WHAT THE EXERCISE ASKS: Copy the material that follows word for word and omit its pictures.

— BEGIN —

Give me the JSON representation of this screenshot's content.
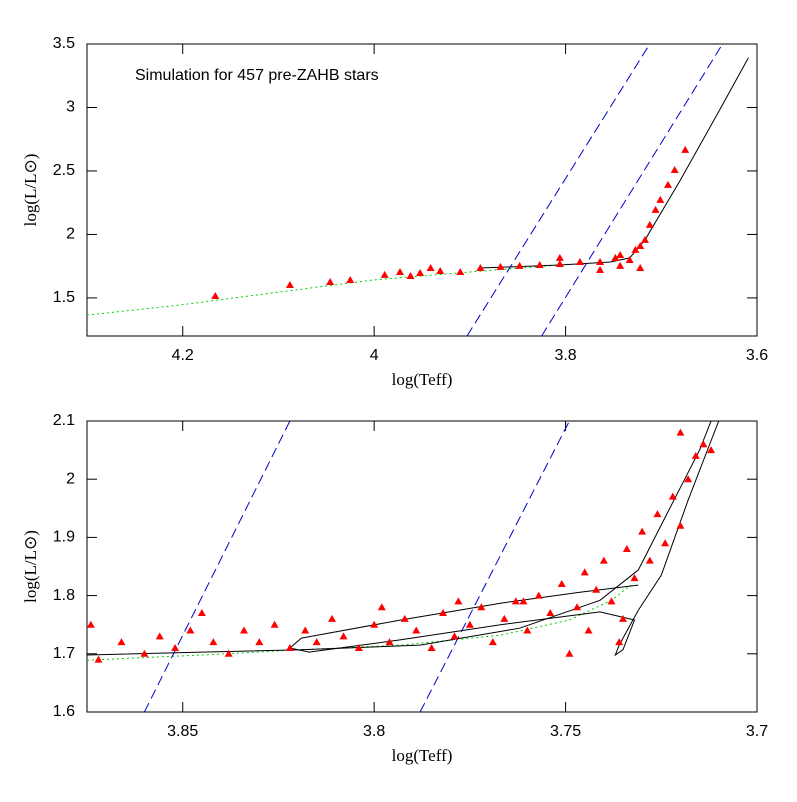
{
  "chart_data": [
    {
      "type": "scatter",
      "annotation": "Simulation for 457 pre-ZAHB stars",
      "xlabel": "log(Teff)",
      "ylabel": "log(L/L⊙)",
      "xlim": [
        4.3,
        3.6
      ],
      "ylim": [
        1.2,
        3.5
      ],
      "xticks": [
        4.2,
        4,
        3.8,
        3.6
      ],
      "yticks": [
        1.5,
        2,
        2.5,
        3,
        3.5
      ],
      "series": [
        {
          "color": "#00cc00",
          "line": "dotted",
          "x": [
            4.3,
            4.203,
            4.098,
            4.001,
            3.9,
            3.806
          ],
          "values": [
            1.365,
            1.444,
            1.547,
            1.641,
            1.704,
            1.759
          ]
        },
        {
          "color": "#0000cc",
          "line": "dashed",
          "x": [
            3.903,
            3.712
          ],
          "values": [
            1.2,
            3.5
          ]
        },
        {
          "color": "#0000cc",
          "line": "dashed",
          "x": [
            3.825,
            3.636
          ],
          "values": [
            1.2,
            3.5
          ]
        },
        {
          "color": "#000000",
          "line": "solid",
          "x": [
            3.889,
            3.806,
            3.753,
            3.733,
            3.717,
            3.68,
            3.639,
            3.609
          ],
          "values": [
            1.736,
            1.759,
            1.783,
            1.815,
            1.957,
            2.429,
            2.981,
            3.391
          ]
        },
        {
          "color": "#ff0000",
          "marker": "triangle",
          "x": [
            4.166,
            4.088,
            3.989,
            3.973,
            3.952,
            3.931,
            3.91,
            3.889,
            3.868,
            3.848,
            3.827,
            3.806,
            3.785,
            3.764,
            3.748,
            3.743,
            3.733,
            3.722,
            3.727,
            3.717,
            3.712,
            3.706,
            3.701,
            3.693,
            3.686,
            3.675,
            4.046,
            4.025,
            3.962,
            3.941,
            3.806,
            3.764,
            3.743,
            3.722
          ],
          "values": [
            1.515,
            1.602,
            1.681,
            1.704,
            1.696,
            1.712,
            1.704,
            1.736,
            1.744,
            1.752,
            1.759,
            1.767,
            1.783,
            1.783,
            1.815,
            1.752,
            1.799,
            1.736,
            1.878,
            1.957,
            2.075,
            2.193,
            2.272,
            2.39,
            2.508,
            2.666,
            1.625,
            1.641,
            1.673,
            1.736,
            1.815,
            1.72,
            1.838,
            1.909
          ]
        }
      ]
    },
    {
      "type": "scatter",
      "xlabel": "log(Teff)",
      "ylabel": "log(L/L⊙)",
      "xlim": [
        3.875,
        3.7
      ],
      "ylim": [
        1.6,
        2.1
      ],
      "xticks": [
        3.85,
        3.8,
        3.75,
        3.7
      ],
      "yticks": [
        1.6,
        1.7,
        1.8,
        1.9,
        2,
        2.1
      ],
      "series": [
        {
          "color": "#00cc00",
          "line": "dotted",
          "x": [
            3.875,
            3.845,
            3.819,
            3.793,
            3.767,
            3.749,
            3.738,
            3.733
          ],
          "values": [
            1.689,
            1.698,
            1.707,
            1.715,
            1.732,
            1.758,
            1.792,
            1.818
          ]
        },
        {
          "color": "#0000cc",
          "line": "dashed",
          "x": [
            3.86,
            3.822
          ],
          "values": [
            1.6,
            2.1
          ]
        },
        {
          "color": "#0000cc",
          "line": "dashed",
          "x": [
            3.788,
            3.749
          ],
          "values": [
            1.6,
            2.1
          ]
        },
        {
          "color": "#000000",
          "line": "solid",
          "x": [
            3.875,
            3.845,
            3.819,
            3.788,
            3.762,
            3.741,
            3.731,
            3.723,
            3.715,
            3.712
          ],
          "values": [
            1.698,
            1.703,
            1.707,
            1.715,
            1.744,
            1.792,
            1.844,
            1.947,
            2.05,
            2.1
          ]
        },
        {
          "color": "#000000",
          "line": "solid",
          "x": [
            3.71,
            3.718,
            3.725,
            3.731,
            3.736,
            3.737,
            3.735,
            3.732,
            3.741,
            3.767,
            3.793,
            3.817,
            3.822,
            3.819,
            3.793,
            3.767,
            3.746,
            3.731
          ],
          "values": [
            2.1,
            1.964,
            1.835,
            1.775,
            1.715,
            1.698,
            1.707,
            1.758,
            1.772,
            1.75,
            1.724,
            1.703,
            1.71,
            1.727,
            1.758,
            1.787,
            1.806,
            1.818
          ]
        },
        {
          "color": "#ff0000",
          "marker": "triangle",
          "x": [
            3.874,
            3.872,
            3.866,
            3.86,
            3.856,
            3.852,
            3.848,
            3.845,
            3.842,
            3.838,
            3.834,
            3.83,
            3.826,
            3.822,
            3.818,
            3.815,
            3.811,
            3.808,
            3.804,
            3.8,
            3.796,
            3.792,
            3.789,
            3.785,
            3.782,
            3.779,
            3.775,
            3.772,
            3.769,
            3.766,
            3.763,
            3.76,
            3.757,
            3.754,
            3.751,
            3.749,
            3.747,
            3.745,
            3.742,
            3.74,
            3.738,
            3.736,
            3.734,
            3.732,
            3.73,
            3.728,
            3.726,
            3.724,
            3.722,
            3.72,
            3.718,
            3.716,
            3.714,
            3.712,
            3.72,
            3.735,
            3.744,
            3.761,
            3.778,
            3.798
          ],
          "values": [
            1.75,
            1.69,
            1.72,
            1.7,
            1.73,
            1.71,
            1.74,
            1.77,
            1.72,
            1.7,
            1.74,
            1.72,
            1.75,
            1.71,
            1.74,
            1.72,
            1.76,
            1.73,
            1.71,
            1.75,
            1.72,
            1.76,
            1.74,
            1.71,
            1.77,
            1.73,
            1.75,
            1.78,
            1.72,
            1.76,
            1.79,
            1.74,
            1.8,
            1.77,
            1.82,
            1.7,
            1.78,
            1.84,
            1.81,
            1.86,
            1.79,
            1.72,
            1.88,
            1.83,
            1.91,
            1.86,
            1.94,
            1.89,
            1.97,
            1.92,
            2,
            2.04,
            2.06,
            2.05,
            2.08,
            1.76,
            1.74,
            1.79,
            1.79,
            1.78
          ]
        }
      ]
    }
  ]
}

— END —

EXPECTED OUTPUT:
Give me the JSON representation of this screenshot's content.
{
  "chart_data": [
    {
      "type": "scatter",
      "annotation": "Simulation for 457 pre-ZAHB stars",
      "xlabel": "log(Teff)",
      "ylabel": "log(L/L⊙)",
      "xlim": [
        4.3,
        3.6
      ],
      "ylim": [
        1.2,
        3.5
      ],
      "xticks": [
        4.2,
        4,
        3.8,
        3.6
      ],
      "yticks": [
        1.5,
        2,
        2.5,
        3,
        3.5
      ],
      "series": [
        {
          "color": "#00cc00",
          "line": "dotted",
          "x": [
            4.3,
            4.203,
            4.098,
            4.001,
            3.9,
            3.806
          ],
          "values": [
            1.365,
            1.444,
            1.547,
            1.641,
            1.704,
            1.759
          ]
        },
        {
          "color": "#0000cc",
          "line": "dashed",
          "x": [
            3.903,
            3.712
          ],
          "values": [
            1.2,
            3.5
          ]
        },
        {
          "color": "#0000cc",
          "line": "dashed",
          "x": [
            3.825,
            3.636
          ],
          "values": [
            1.2,
            3.5
          ]
        },
        {
          "color": "#000000",
          "line": "solid",
          "x": [
            3.889,
            3.806,
            3.753,
            3.733,
            3.717,
            3.68,
            3.639,
            3.609
          ],
          "values": [
            1.736,
            1.759,
            1.783,
            1.815,
            1.957,
            2.429,
            2.981,
            3.391
          ]
        },
        {
          "color": "#ff0000",
          "marker": "triangle",
          "x": [
            4.166,
            4.088,
            3.989,
            3.973,
            3.952,
            3.931,
            3.91,
            3.889,
            3.868,
            3.848,
            3.827,
            3.806,
            3.785,
            3.764,
            3.748,
            3.743,
            3.733,
            3.722,
            3.727,
            3.717,
            3.712,
            3.706,
            3.701,
            3.693,
            3.686,
            3.675,
            4.046,
            4.025,
            3.962,
            3.941,
            3.806,
            3.764,
            3.743,
            3.722
          ],
          "values": [
            1.515,
            1.602,
            1.681,
            1.704,
            1.696,
            1.712,
            1.704,
            1.736,
            1.744,
            1.752,
            1.759,
            1.767,
            1.783,
            1.783,
            1.815,
            1.752,
            1.799,
            1.736,
            1.878,
            1.957,
            2.075,
            2.193,
            2.272,
            2.39,
            2.508,
            2.666,
            1.625,
            1.641,
            1.673,
            1.736,
            1.815,
            1.72,
            1.838,
            1.909
          ]
        }
      ]
    },
    {
      "type": "scatter",
      "xlabel": "log(Teff)",
      "ylabel": "log(L/L⊙)",
      "xlim": [
        3.875,
        3.7
      ],
      "ylim": [
        1.6,
        2.1
      ],
      "xticks": [
        3.85,
        3.8,
        3.75,
        3.7
      ],
      "yticks": [
        1.6,
        1.7,
        1.8,
        1.9,
        2,
        2.1
      ],
      "series": [
        {
          "color": "#00cc00",
          "line": "dotted",
          "x": [
            3.875,
            3.845,
            3.819,
            3.793,
            3.767,
            3.749,
            3.738,
            3.733
          ],
          "values": [
            1.689,
            1.698,
            1.707,
            1.715,
            1.732,
            1.758,
            1.792,
            1.818
          ]
        },
        {
          "color": "#0000cc",
          "line": "dashed",
          "x": [
            3.86,
            3.822
          ],
          "values": [
            1.6,
            2.1
          ]
        },
        {
          "color": "#0000cc",
          "line": "dashed",
          "x": [
            3.788,
            3.749
          ],
          "values": [
            1.6,
            2.1
          ]
        },
        {
          "color": "#000000",
          "line": "solid",
          "x": [
            3.875,
            3.845,
            3.819,
            3.788,
            3.762,
            3.741,
            3.731,
            3.723,
            3.715,
            3.712
          ],
          "values": [
            1.698,
            1.703,
            1.707,
            1.715,
            1.744,
            1.792,
            1.844,
            1.947,
            2.05,
            2.1
          ]
        },
        {
          "color": "#000000",
          "line": "solid",
          "x": [
            3.71,
            3.718,
            3.725,
            3.731,
            3.736,
            3.737,
            3.735,
            3.732,
            3.741,
            3.767,
            3.793,
            3.817,
            3.822,
            3.819,
            3.793,
            3.767,
            3.746,
            3.731
          ],
          "values": [
            2.1,
            1.964,
            1.835,
            1.775,
            1.715,
            1.698,
            1.707,
            1.758,
            1.772,
            1.75,
            1.724,
            1.703,
            1.71,
            1.727,
            1.758,
            1.787,
            1.806,
            1.818
          ]
        },
        {
          "color": "#ff0000",
          "marker": "triangle",
          "x": [
            3.874,
            3.872,
            3.866,
            3.86,
            3.856,
            3.852,
            3.848,
            3.845,
            3.842,
            3.838,
            3.834,
            3.83,
            3.826,
            3.822,
            3.818,
            3.815,
            3.811,
            3.808,
            3.804,
            3.8,
            3.796,
            3.792,
            3.789,
            3.785,
            3.782,
            3.779,
            3.775,
            3.772,
            3.769,
            3.766,
            3.763,
            3.76,
            3.757,
            3.754,
            3.751,
            3.749,
            3.747,
            3.745,
            3.742,
            3.74,
            3.738,
            3.736,
            3.734,
            3.732,
            3.73,
            3.728,
            3.726,
            3.724,
            3.722,
            3.72,
            3.718,
            3.716,
            3.714,
            3.712,
            3.72,
            3.735,
            3.744,
            3.761,
            3.778,
            3.798
          ],
          "values": [
            1.75,
            1.69,
            1.72,
            1.7,
            1.73,
            1.71,
            1.74,
            1.77,
            1.72,
            1.7,
            1.74,
            1.72,
            1.75,
            1.71,
            1.74,
            1.72,
            1.76,
            1.73,
            1.71,
            1.75,
            1.72,
            1.76,
            1.74,
            1.71,
            1.77,
            1.73,
            1.75,
            1.78,
            1.72,
            1.76,
            1.79,
            1.74,
            1.8,
            1.77,
            1.82,
            1.7,
            1.78,
            1.84,
            1.81,
            1.86,
            1.79,
            1.72,
            1.88,
            1.83,
            1.91,
            1.86,
            1.94,
            1.89,
            1.97,
            1.92,
            2,
            2.04,
            2.06,
            2.05,
            2.08,
            1.76,
            1.74,
            1.79,
            1.79,
            1.78
          ]
        }
      ]
    }
  ]
}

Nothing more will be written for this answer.